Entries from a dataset

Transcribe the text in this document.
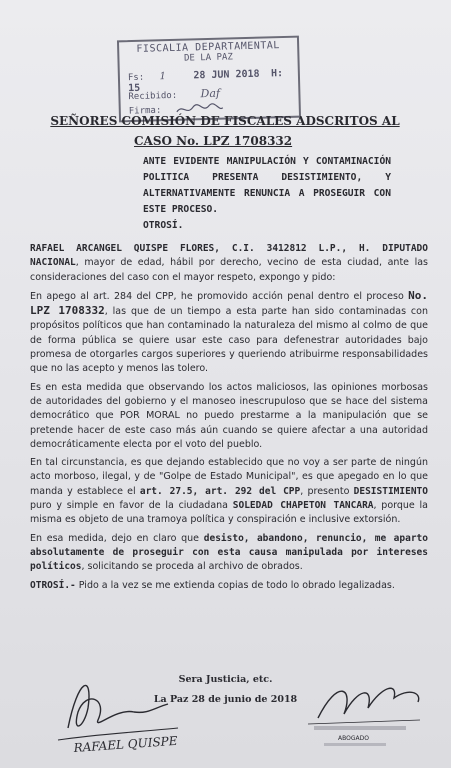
FISCALIA DEPARTAMENTAL
DE LA PAZ
Fs: 1	28 JUN 2018 H: 15
Recibido: Daf
Firma:
SEÑORES COMISIÓN DE FISCALES ADSCRITOS AL
CASO No. LPZ 1708332
ANTE EVIDENTE MANIPULACIÓN Y CONTAMINACIÓN POLITICA PRESENTA DESISTIMIENTO, Y ALTERNATIVAMENTE RENUNCIA A PROSEGUIR CON ESTE PROCESO.
OTROSÍ.

RAFAEL ARCANGEL QUISPE FLORES, C.I. 3412812 L.P., H. DIPUTADO NACIONAL, mayor de edad, hábil por derecho, vecino de esta ciudad, ante las consideraciones del caso con el mayor respeto, expongo y pido:

En apego al art. 284 del CPP, he promovido acción penal dentro el proceso No. LPZ 1708332, las que de un tiempo a esta parte han sido contaminadas con propósitos políticos que han contaminado la naturaleza del mismo al colmo de que de forma pública se quiere usar este caso para defenestrar autoridades bajo promesa de otorgarles cargos superiores y queriendo atribuirme responsabilidades que no las acepto y menos las tolero.

Es en esta medida que observando los actos maliciosos, las opiniones morbosas de autoridades del gobierno y el manoseo inescrupuloso que se hace del sistema democrático que POR MORAL no puedo prestarme a la manipulación que se pretende hacer de este caso más aún cuando se quiere afectar a una autoridad democráticamente electa por el voto del pueblo.

En tal circunstancia, es que dejando establecido que no voy a ser parte de ningún acto morboso, ilegal, y de "Golpe de Estado Municipal", es que apegado en lo que manda y establece el art. 27.5, art. 292 del CPP, presento DESISTIMIENTO puro y simple en favor de la ciudadana SOLEDAD CHAPETON TANCARA, porque la misma es objeto de una tramoya política y conspiración e inclusive extorsión.

En esa medida, dejo en claro que desisto, abandono, renuncio, me aparto absolutamente de proseguir con esta causa manipulada por intereses políticos, solicitando se proceda al archivo de obrados.

OTROSÍ.- Pido a la vez se me extienda copias de todo lo obrado legalizadas.

Sera Justicia, etc.
La Paz 28 de junio de 2018
RAFAEL QUISPE	ABOGADO
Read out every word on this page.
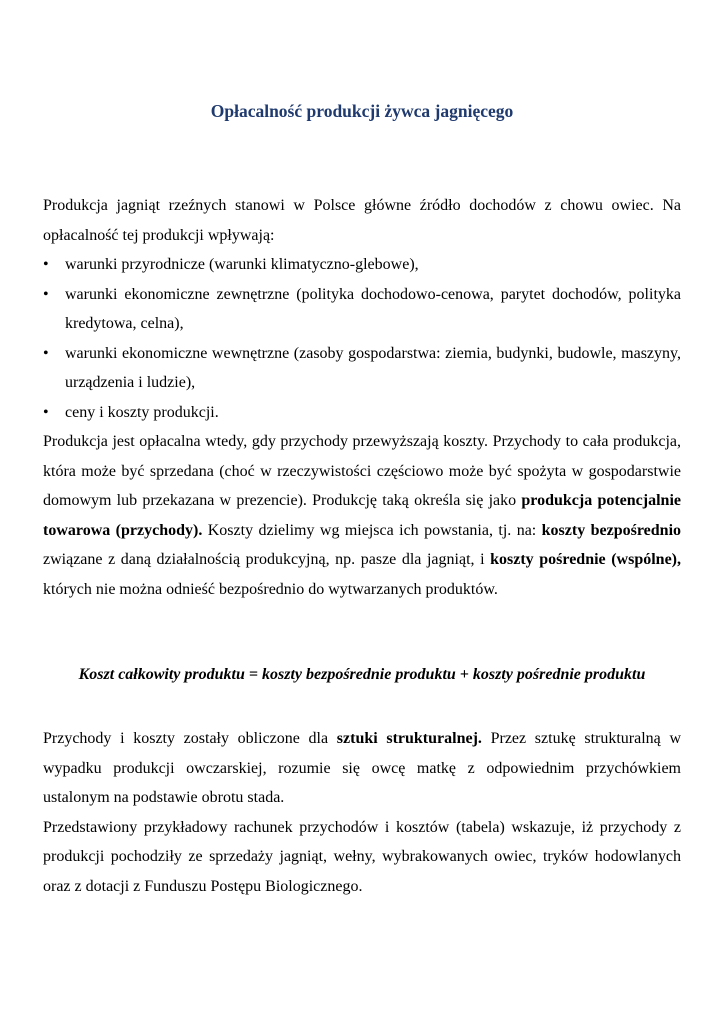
Opłacalność produkcji żywca jagnięcego

Produkcja jagniąt rzeźnych stanowi w Polsce główne źródło dochodów z chowu owiec. Na opłacalność tej produkcji wpływają:

•	warunki przyrodnicze (warunki klimatyczno-glebowe),
•	warunki ekonomiczne zewnętrzne (polityka dochodowo-cenowa, parytet dochodów, polityka kredytowa, celna),
•	warunki ekonomiczne wewnętrzne (zasoby gospodarstwa: ziemia, budynki, budowle, maszyny, urządzenia i ludzie),
•	ceny i koszty produkcji.

Produkcja jest opłacalna wtedy, gdy przychody przewyższają koszty. Przychody to cała produkcja, która może być sprzedana (choć w rzeczywistości częściowo może być spożyta w gospodarstwie domowym lub przekazana w prezencie). Produkcję taką określa się jako produkcja potencjalnie towarowa (przychody). Koszty dzielimy wg miejsca ich powstania, tj. na: koszty bezpośrednio związane z daną działalnością produkcyjną, np. pasze dla jagniąt, i koszty pośrednie (wspólne), których nie można odnieść bezpośrednio do wytwarzanych produktów.

Koszt całkowity produktu = koszty bezpośrednie produktu + koszty pośrednie produktu

Przychody i koszty zostały obliczone dla sztuki strukturalnej. Przez sztukę strukturalną w wypadku produkcji owczarskiej, rozumie się owcę matkę z odpowiednim przychówkiem ustalonym na podstawie obrotu stada.

Przedstawiony przykładowy rachunek przychodów i kosztów (tabela) wskazuje, iż przychody z produkcji pochodziły ze sprzedaży jagniąt, wełny, wybrakowanych owiec, tryków hodowlanych oraz z dotacji z Funduszu Postępu Biologicznego.
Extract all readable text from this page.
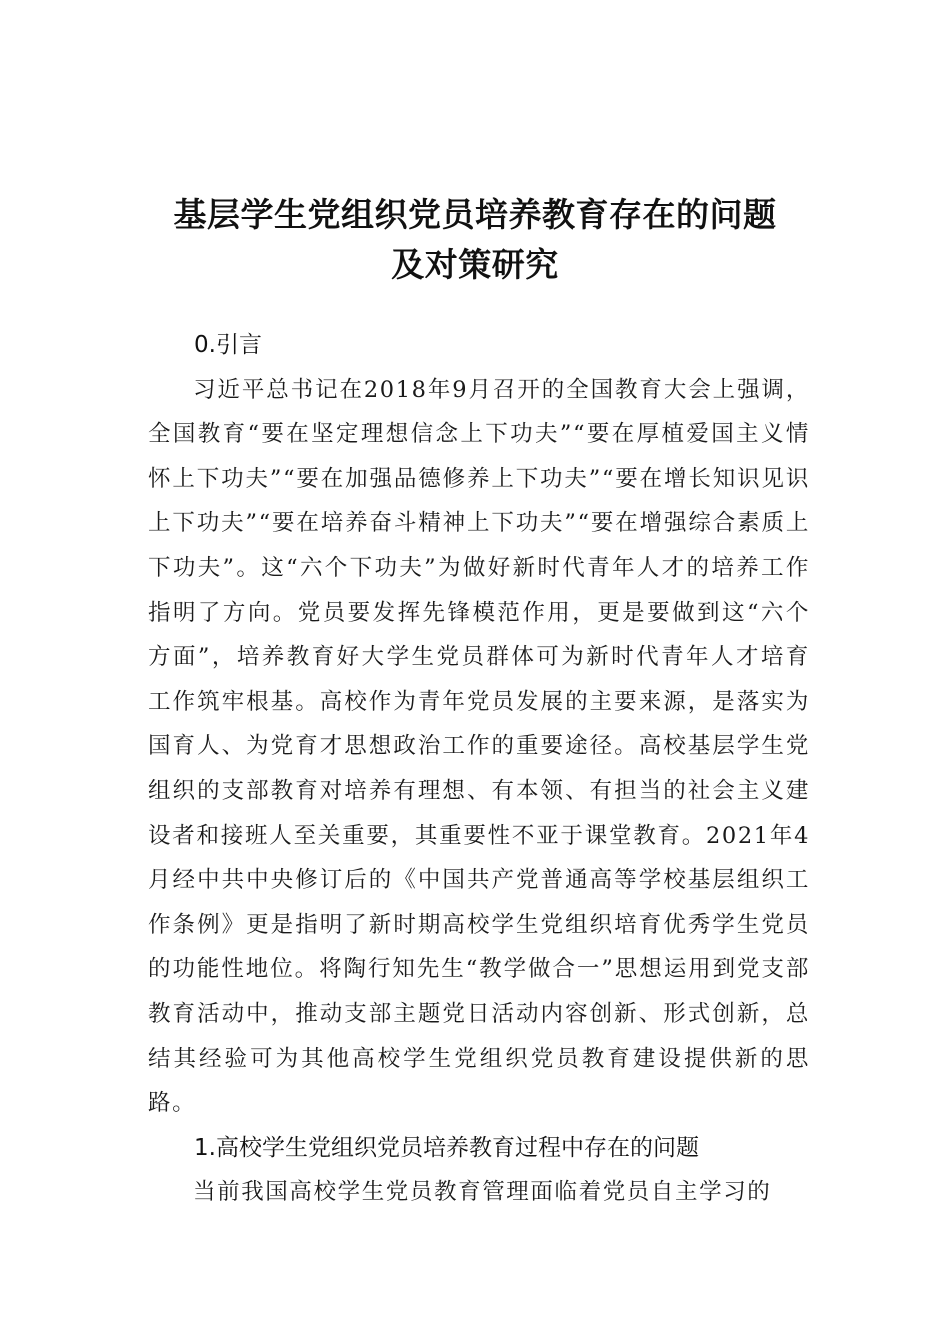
基层学生党组织党员培养教育存在的问题
及对策研究

0.引言

习近平总书记在2018年9月召开的全国教育大会上强调，全国教育“要在坚定理想信念上下功夫”“要在厚植爱国主义情怀上下功夫”“要在加强品德修养上下功夫”“要在增长知识见识上下功夫”“要在培养奋斗精神上下功夫”“要在增强综合素质上下功夫”。这“六个下功夫”为做好新时代青年人才的培养工作指明了方向。党员要发挥先锋模范作用，更是要做到这“六个方面”，培养教育好大学生党员群体可为新时代青年人才培育工作筑牢根基。高校作为青年党员发展的主要来源，是落实为国育人、为党育才思想政治工作的重要途径。高校基层学生党组织的支部教育对培养有理想、有本领、有担当的社会主义建设者和接班人至关重要，其重要性不亚于课堂教育。2021年4月经中共中央修订后的《中国共产党普通高等学校基层组织工作条例》更是指明了新时期高校学生党组织培育优秀学生党员的功能性地位。将陶行知先生“教学做合一”思想运用到党支部教育活动中，推动支部主题党日活动内容创新、形式创新，总结其经验可为其他高校学生党组织党员教育建设提供新的思路。

1.高校学生党组织党员培养教育过程中存在的问题

当前我国高校学生党员教育管理面临着党员自主学习的
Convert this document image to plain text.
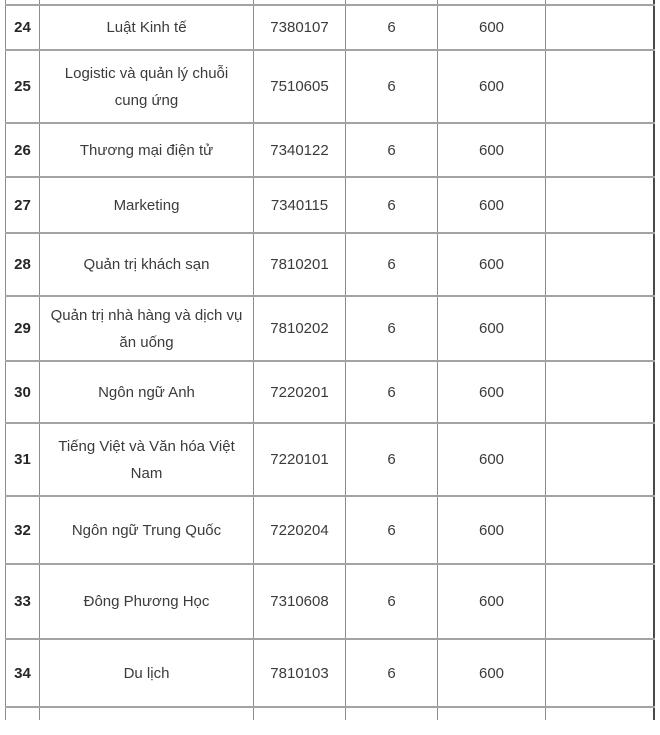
24	Luật Kinh tế	7380107	6	600	
25	Logistic và quản lý chuỗi cung ứng	7510605	6	600	
26	Thương mại điện tử	7340122	6	600	
27	Marketing	7340115	6	600	
28	Quản trị khách sạn	7810201	6	600	
29	Quản trị nhà hàng và dịch vụ ăn uống	7810202	6	600	
30	Ngôn ngữ Anh	7220201	6	600	
31	Tiếng Việt và Văn hóa Việt Nam	7220101	6	600	
32	Ngôn ngữ Trung Quốc	7220204	6	600	
33	Đông Phương Học	7310608	6	600	
34	Du lịch	7810103	6	600	
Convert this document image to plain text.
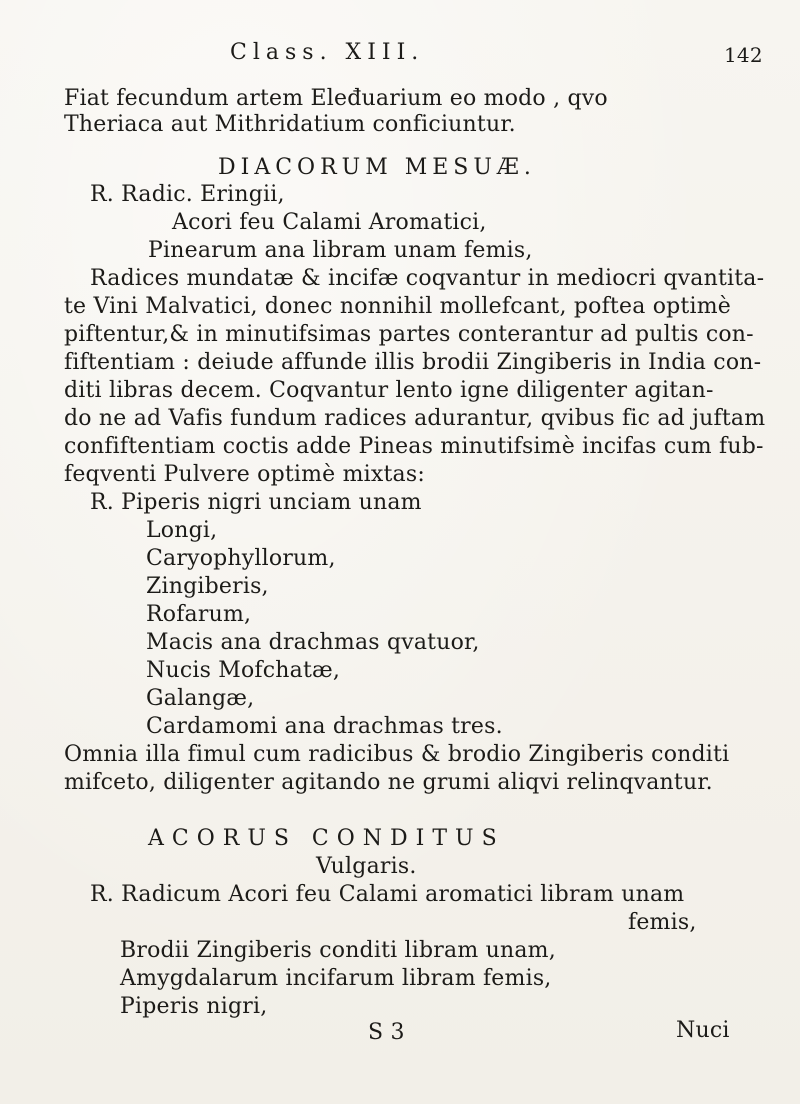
Class. XIII.	142
Fiat fecundum artem Eleđuarium eo modo , qvo
Theriaca aut Mithridatium conficiuntur.
DIACORUM MESUÆ.
R. Radic. Eringii,
Acori feu Calami Aromatici,
Pinearum ana libram unam femis,
Radices mundatæ & incifæ coqvantur in mediocri qvantita-
te Vini Malvatici, donec nonnihil mollefcant, poftea optimè
piftentur,& in minutifsimas partes conterantur ad pultis con-
fiftentiam : deiude affunde illis brodii Zingiberis in India con-
diti libras decem. Coqvantur lento igne diligenter agitan-
do ne ad Vafis fundum radices adurantur, qvibus fic ad juftam
confiftentiam coctis adde Pineas minutifsimè incifas cum fub-
feqventi Pulvere optimè mixtas:
R. Piperis nigri unciam unam
Longi,
Caryophyllorum,
Zingiberis,
Rofarum,
Macis ana drachmas qvatuor,
Nucis Mofchatæ,
Galangæ,
Cardamomi ana drachmas tres.
Omnia illa fimul cum radicibus & brodio Zingiberis conditi
mifceto, diligenter agitando ne grumi aliqvi relinqvantur.
ACORUS CONDITUS
Vulgaris.
R. Radicum Acori feu Calami aromatici libram unam
femis,
Brodii Zingiberis conditi libram unam,
Amygdalarum incifarum libram femis,
Piperis nigri,
S 3	Nuci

## REQUIRED WORK
Extract from the data every line where "koszty" shows up.

## THE RESULT
•	ceny i koszty produkcji.
Produkcja jest opłacalna wtedy, gdy przychody przewyższają koszty. Przychody to cała produkcja, która może być sprzedana (choć w rzeczywistości częściowo może być spożyta w gospodarstwie domowym lub przekazana w prezencie). Produkcję taką określa się jako produkcja potencjalnie towarowa (przychody). Koszty dzielimy wg miejsca ich powstania, tj. na: koszty bezpośrednio związane z daną działalnością produkcyjną, np. pasze dla jagniąt, i koszty pośrednie (wspólne), których nie można odnieść bezpośrednio do wytwarzanych produktów.
Koszt całkowity produktu = koszty bezpośrednie produktu + koszty pośrednie produktu
Przychody i koszty zostały obliczone dla sztuki strukturalnej. Przez sztukę strukturalną w wypadku produkcji owczarskiej, rozumie się owcę matkę z odpowiednim przychówkiem ustalonym na podstawie obrotu stada.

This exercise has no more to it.